DATA TO PROCESS
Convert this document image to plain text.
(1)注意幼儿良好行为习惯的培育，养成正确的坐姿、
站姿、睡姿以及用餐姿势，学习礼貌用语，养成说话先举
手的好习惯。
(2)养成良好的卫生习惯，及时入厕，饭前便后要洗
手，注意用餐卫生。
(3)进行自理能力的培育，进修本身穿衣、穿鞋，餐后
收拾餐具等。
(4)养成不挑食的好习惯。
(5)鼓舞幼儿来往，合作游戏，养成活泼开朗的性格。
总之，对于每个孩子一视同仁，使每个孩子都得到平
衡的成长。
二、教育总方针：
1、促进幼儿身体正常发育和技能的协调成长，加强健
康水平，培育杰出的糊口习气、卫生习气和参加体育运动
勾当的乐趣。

WORK TO COMPLETE
Extract the complete data, matching each line exactly.

COMPLETED EXERCISE
Convert this document image to plain text.
(1)注意幼儿良好行为习惯的培育，养成正确的坐姿、
站姿、睡姿以及用餐姿势，学习礼貌用语，养成说话先举
手的好习惯。
(2)养成良好的卫生习惯，及时入厕，饭前便后要洗
手，注意用餐卫生。
(3)进行自理能力的培育，进修本身穿衣、穿鞋，餐后
收拾餐具等。
(4)养成不挑食的好习惯。
(5)鼓舞幼儿来往，合作游戏，养成活泼开朗的性格。
总之，对于每个孩子一视同仁，使每个孩子都得到平
衡的成长。
二、教育总方针：
1、促进幼儿身体正常发育和技能的协调成长，加强健
康水平，培育杰出的糊口习气、卫生习气和参加体育运动
勾当的乐趣。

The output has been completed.